— Objective —
Please print every record below exactly as it appears.

— Entries —
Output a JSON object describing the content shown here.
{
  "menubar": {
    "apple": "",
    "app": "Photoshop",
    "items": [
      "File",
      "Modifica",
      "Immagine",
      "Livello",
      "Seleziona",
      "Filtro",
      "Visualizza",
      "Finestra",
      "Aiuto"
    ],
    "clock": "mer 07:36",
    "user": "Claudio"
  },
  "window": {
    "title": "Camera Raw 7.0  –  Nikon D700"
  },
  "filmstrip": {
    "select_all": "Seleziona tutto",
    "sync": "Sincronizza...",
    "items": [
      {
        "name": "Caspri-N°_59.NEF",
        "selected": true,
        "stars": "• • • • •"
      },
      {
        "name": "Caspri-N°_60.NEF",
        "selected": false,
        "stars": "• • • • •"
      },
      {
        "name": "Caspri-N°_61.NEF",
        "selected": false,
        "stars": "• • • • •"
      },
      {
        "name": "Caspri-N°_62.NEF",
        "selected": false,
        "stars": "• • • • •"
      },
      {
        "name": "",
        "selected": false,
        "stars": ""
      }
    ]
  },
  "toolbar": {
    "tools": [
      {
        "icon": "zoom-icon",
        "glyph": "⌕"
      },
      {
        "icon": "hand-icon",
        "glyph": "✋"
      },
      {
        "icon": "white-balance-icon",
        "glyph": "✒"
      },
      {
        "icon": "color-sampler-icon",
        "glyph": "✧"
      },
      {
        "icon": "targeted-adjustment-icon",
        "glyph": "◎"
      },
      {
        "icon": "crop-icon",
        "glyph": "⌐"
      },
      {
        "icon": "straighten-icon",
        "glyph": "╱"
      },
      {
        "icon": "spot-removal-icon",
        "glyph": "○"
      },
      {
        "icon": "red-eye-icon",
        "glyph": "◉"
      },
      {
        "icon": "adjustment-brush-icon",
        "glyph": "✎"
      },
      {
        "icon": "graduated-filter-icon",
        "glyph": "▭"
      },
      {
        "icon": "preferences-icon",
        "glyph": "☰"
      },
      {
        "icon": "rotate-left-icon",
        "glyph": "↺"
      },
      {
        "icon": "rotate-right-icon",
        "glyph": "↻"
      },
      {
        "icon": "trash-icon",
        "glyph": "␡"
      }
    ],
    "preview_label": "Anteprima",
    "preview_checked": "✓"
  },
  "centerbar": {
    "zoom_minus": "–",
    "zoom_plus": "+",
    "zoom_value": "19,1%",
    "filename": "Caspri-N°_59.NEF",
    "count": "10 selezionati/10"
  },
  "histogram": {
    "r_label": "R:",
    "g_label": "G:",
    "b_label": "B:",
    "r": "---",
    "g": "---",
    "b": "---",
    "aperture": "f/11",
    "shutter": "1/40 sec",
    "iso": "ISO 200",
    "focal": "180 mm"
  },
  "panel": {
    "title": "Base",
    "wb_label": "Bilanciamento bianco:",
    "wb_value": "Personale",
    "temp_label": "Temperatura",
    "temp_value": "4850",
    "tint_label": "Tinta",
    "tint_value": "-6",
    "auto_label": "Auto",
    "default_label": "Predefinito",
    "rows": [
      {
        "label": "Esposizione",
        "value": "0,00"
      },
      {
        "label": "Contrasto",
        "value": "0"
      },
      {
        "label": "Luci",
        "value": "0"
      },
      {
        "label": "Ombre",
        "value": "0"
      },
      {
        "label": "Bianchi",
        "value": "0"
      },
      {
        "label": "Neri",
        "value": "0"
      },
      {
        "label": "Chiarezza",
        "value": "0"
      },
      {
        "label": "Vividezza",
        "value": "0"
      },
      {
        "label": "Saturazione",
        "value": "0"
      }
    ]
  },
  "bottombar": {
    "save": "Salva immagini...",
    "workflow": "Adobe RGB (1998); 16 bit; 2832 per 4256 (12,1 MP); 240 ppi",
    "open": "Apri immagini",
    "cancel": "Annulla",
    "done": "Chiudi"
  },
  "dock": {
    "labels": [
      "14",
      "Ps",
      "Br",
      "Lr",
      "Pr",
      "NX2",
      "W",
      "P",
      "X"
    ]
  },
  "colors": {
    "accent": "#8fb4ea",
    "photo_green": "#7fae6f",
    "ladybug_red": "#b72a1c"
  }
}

— Exercise output —
Output a JSON object describing the content shown here.
{
  "menubar": {
    "apple": "",
    "app": "Photoshop",
    "items": [
      "File",
      "Modifica",
      "Immagine",
      "Livello",
      "Seleziona",
      "Filtro",
      "Visualizza",
      "Finestra",
      "Aiuto"
    ],
    "clock": "mer 07:36",
    "user": "Claudio"
  },
  "window": {
    "title": "Camera Raw 7.0  –  Nikon D700"
  },
  "filmstrip": {
    "select_all": "Seleziona tutto",
    "sync": "Sincronizza...",
    "items": [
      {
        "name": "Caspri-N°_59.NEF",
        "selected": true,
        "stars": "• • • • •"
      },
      {
        "name": "Caspri-N°_60.NEF",
        "selected": false,
        "stars": "• • • • •"
      },
      {
        "name": "Caspri-N°_61.NEF",
        "selected": false,
        "stars": "• • • • •"
      },
      {
        "name": "Caspri-N°_62.NEF",
        "selected": false,
        "stars": "• • • • •"
      },
      {
        "name": "",
        "selected": false,
        "stars": ""
      }
    ]
  },
  "toolbar": {
    "tools": [
      {
        "icon": "zoom-icon",
        "glyph": "⌕"
      },
      {
        "icon": "hand-icon",
        "glyph": "✋"
      },
      {
        "icon": "white-balance-icon",
        "glyph": "✒"
      },
      {
        "icon": "color-sampler-icon",
        "glyph": "✧"
      },
      {
        "icon": "targeted-adjustment-icon",
        "glyph": "◎"
      },
      {
        "icon": "crop-icon",
        "glyph": "⌐"
      },
      {
        "icon": "straighten-icon",
        "glyph": "╱"
      },
      {
        "icon": "spot-removal-icon",
        "glyph": "○"
      },
      {
        "icon": "red-eye-icon",
        "glyph": "◉"
      },
      {
        "icon": "adjustment-brush-icon",
        "glyph": "✎"
      },
      {
        "icon": "graduated-filter-icon",
        "glyph": "▭"
      },
      {
        "icon": "preferences-icon",
        "glyph": "☰"
      },
      {
        "icon": "rotate-left-icon",
        "glyph": "↺"
      },
      {
        "icon": "rotate-right-icon",
        "glyph": "↻"
      },
      {
        "icon": "trash-icon",
        "glyph": "␡"
      }
    ],
    "preview_label": "Anteprima",
    "preview_checked": "✓"
  },
  "centerbar": {
    "zoom_minus": "–",
    "zoom_plus": "+",
    "zoom_value": "19,1%",
    "filename": "Caspri-N°_59.NEF",
    "count": "10 selezionati/10"
  },
  "histogram": {
    "r_label": "R:",
    "g_label": "G:",
    "b_label": "B:",
    "r": "---",
    "g": "---",
    "b": "---",
    "aperture": "f/11",
    "shutter": "1/40 sec",
    "iso": "ISO 200",
    "focal": "180 mm"
  },
  "panel": {
    "title": "Base",
    "wb_label": "Bilanciamento bianco:",
    "wb_value": "Personale",
    "temp_label": "Temperatura",
    "temp_value": "4850",
    "tint_label": "Tinta",
    "tint_value": "-6",
    "auto_label": "Auto",
    "default_label": "Predefinito",
    "rows": [
      {
        "label": "Esposizione",
        "value": "0,00"
      },
      {
        "label": "Contrasto",
        "value": "0"
      },
      {
        "label": "Luci",
        "value": "0"
      },
      {
        "label": "Ombre",
        "value": "0"
      },
      {
        "label": "Bianchi",
        "value": "0"
      },
      {
        "label": "Neri",
        "value": "0"
      },
      {
        "label": "Chiarezza",
        "value": "0"
      },
      {
        "label": "Vividezza",
        "value": "0"
      },
      {
        "label": "Saturazione",
        "value": "0"
      }
    ]
  },
  "bottombar": {
    "save": "Salva immagini...",
    "workflow": "Adobe RGB (1998); 16 bit; 2832 per 4256 (12,1 MP); 240 ppi",
    "open": "Apri immagini",
    "cancel": "Annulla",
    "done": "Chiudi"
  },
  "dock": {
    "labels": [
      "14",
      "Ps",
      "Br",
      "Lr",
      "Pr",
      "NX2",
      "W",
      "P",
      "X"
    ]
  },
  "colors": {
    "accent": "#8fb4ea",
    "photo_green": "#7fae6f",
    "ladybug_red": "#b72a1c"
  }
}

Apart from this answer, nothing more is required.